**Task brief**
Count every line below in which "vrijgesproken" occurs, then give only the count.

Collection entries

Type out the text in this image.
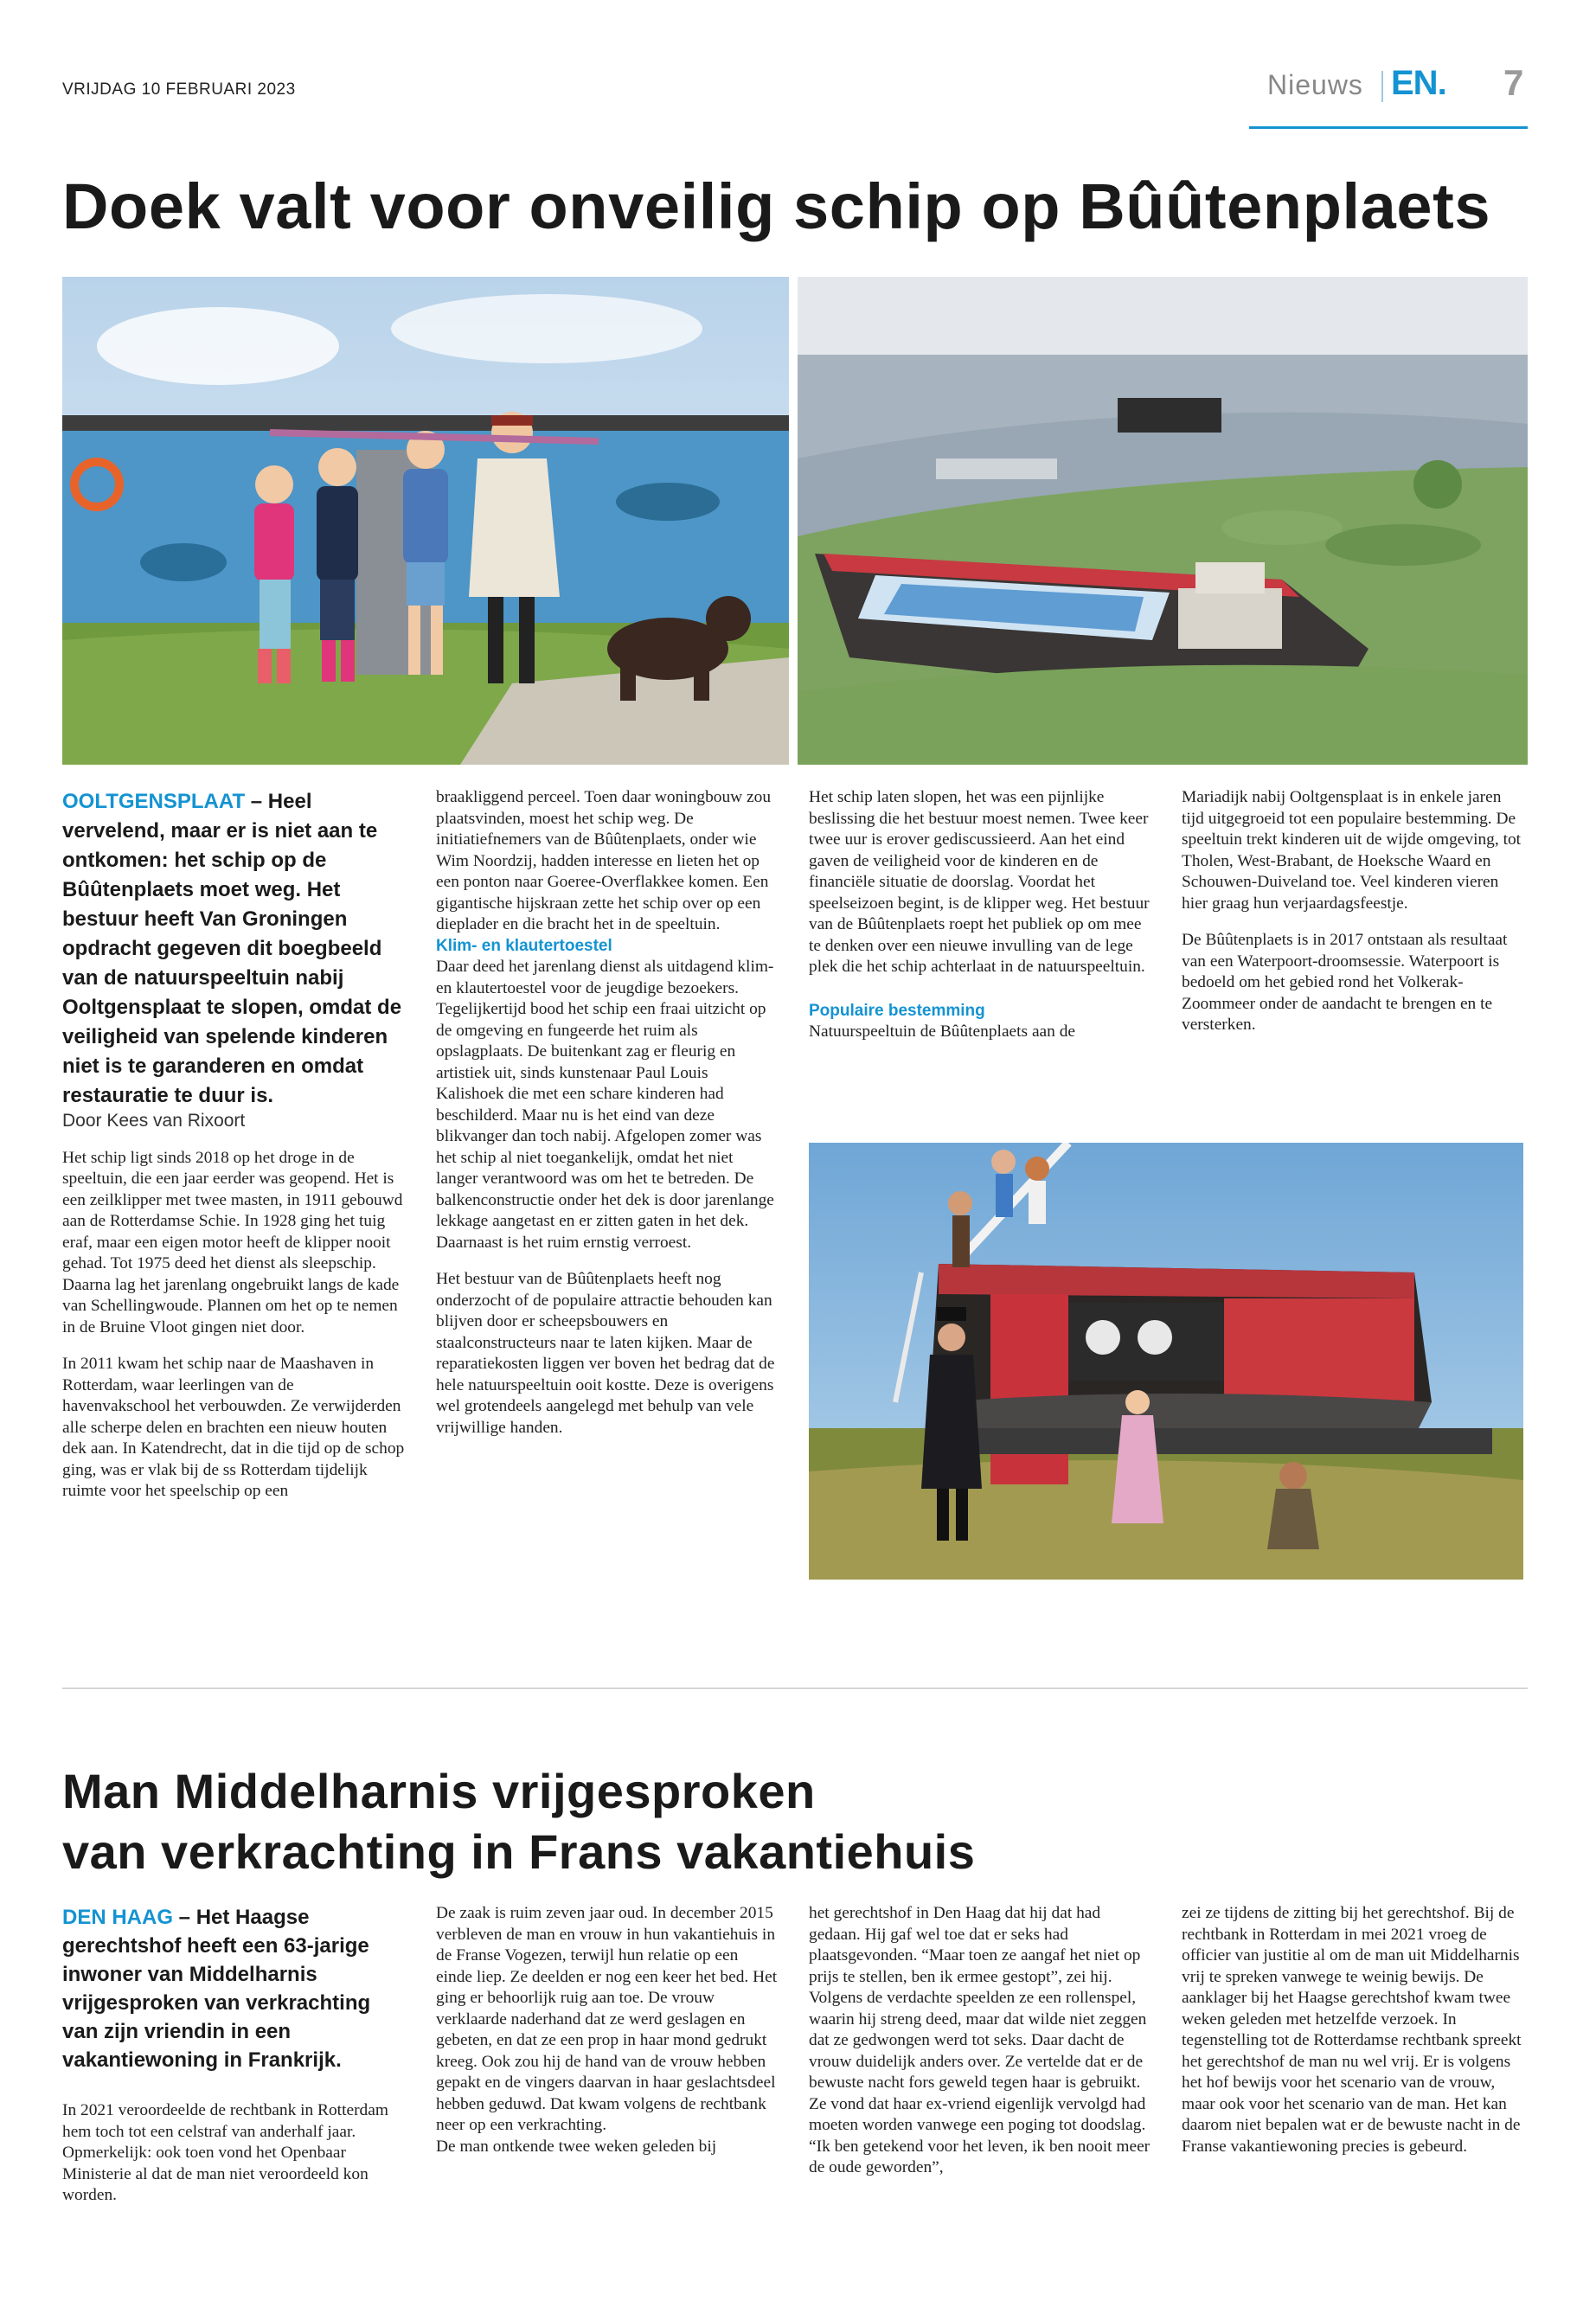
VRIJDAG 10 FEBRUARI 2023	Nieuws EN. 7
Doek valt voor onveilig schip op Bûûtenplaets

OOLTGENSPLAAT – Heel vervelend, maar er is niet aan te ontkomen: het schip op de Bûûtenplaets moet weg. Het bestuur heeft Van Groningen opdracht gegeven dit boegbeeld van de natuurspeeltuin nabij Ooltgensplaat te slopen, omdat de veiligheid van spelende kinderen niet is te garanderen en omdat restauratie te duur is.

Door Kees van Rixoort

Het schip ligt sinds 2018 op het droge in de speeltuin, die een jaar eerder was geopend. Het is een zeilklipper met twee masten, in 1911 gebouwd aan de Rotterdamse Schie. In 1928 ging het tuig eraf, maar een eigen motor heeft de klipper nooit gehad. Tot 1975 deed het dienst als sleepschip. Daarna lag het jarenlang ongebruikt langs de kade van Schellingwoude. Plannen om het op te nemen in de Bruine Vloot gingen niet door.

In 2011 kwam het schip naar de Maashaven in Rotterdam, waar leerlingen van de havenvakschool het verbouwden. Ze verwijderden alle scherpe delen en brachten een nieuw houten dek aan. In Katendrecht, dat in die tijd op de schop ging, was er vlak bij de ss Rotterdam tijdelijk ruimte voor het speelschip op een

braakliggend perceel. Toen daar woningbouw zou plaatsvinden, moest het schip weg. De initiatiefnemers van de Bûûtenplaets, onder wie Wim Noordzij, hadden interesse en lieten het op een ponton naar Goeree-Overflakkee komen. Een gigantische hijskraan zette het schip over op een dieplader en die bracht het in de speeltuin.

Klim- en klautertoestel

Daar deed het jarenlang dienst als uitdagend klim- en klautertoestel voor de jeugdige bezoekers. Tegelijkertijd bood het schip een fraai uitzicht op de omgeving en fungeerde het ruim als opslagplaats. De buitenkant zag er fleurig en artistiek uit, sinds kunstenaar Paul Louis Kalishoek die met een schare kinderen had beschilderd. Maar nu is het eind van deze blikvanger dan toch nabij. Afgelopen zomer was het schip al niet toegankelijk, omdat het niet langer verantwoord was om het te betreden. De balkenconstructie onder het dek is door jarenlange lekkage aangetast en er zitten gaten in het dek. Daarnaast is het ruim ernstig verroest.

Het bestuur van de Bûûtenplaets heeft nog onderzocht of de populaire attractie behouden kan blijven door er scheepsbouwers en staalconstructeurs naar te laten kijken. Maar de reparatiekosten liggen ver boven het bedrag dat de hele natuurspeeltuin ooit kostte. Deze is overigens wel grotendeels aangelegd met behulp van vele vrijwillige handen.

Het schip laten slopen, het was een pijnlijke beslissing die het bestuur moest nemen. Twee keer twee uur is erover gediscussieerd. Aan het eind gaven de veiligheid voor de kinderen en de financiële situatie de doorslag. Voordat het speelseizoen begint, is de klipper weg. Het bestuur van de Bûûtenplaets roept het publiek op om mee te denken over een nieuwe invulling van de lege plek die het schip achterlaat in de natuurspeeltuin.

Populaire bestemming

Natuurspeeltuin de Bûûtenplaets aan de

Mariadijk nabij Ooltgensplaat is in enkele jaren tijd uitgegroeid tot een populaire bestemming. De speeltuin trekt kinderen uit de wijde omgeving, tot Tholen, West-Brabant, de Hoeksche Waard en Schouwen-Duiveland toe. Veel kinderen vieren hier graag hun verjaardagsfeestje.

De Bûûtenplaets is in 2017 ontstaan als resultaat van een Waterpoort-droomsessie. Waterpoort is bedoeld om het gebied rond het Volkerak-Zoommeer onder de aandacht te brengen en te versterken.

Man Middelharnis vrijgesproken
van verkrachting in Frans vakantiehuis

DEN HAAG – Het Haagse gerechtshof heeft een 63-jarige inwoner van Middelharnis vrijgesproken van verkrachting van zijn vriendin in een vakantiewoning in Frankrijk.

In 2021 veroordeelde de rechtbank in Rotterdam hem toch tot een celstraf van anderhalf jaar. Opmerkelijk: ook toen vond het Openbaar Ministerie al dat de man niet veroordeeld kon worden.

De zaak is ruim zeven jaar oud. In december 2015 verbleven de man en vrouw in hun vakantiehuis in de Franse Vogezen, terwijl hun relatie op een einde liep. Ze deelden er nog een keer het bed. Het ging er behoorlijk ruig aan toe. De vrouw verklaarde naderhand dat ze werd geslagen en gebeten, en dat ze een prop in haar mond gedrukt kreeg. Ook zou hij de hand van de vrouw hebben gepakt en de vingers daarvan in haar geslachtsdeel hebben geduwd. Dat kwam volgens de rechtbank neer op een verkrachting.

De man ontkende twee weken geleden bij

het gerechtshof in Den Haag dat hij dat had gedaan. Hij gaf wel toe dat er seks had plaatsgevonden. “Maar toen ze aangaf het niet op prijs te stellen, ben ik ermee gestopt”, zei hij. Volgens de verdachte speelden ze een rollenspel, waarin hij streng deed, maar dat wilde niet zeggen dat ze gedwongen werd tot seks. Daar dacht de vrouw duidelijk anders over. Ze vertelde dat er de bewuste nacht fors geweld tegen haar is gebruikt. Ze vond dat haar ex-vriend eigenlijk vervolgd had moeten worden vanwege een poging tot doodslag. “Ik ben getekend voor het leven, ik ben nooit meer de oude geworden”,

zei ze tijdens de zitting bij het gerechtshof. Bij de rechtbank in Rotterdam in mei 2021 vroeg de officier van justitie al om de man uit Middelharnis vrij te spreken vanwege te weinig bewijs. De aanklager bij het Haagse gerechtshof kwam twee weken geleden met hetzelfde verzoek. In tegenstelling tot de Rotterdamse rechtbank spreekt het gerechtshof de man nu wel vrij. Er is volgens het hof bewijs voor het scenario van de vrouw, maar ook voor het scenario van de man. Het kan daarom niet bepalen wat er de bewuste nacht in de Franse vakantiewoning precies is gebeurd.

**Reply to the exercise**
2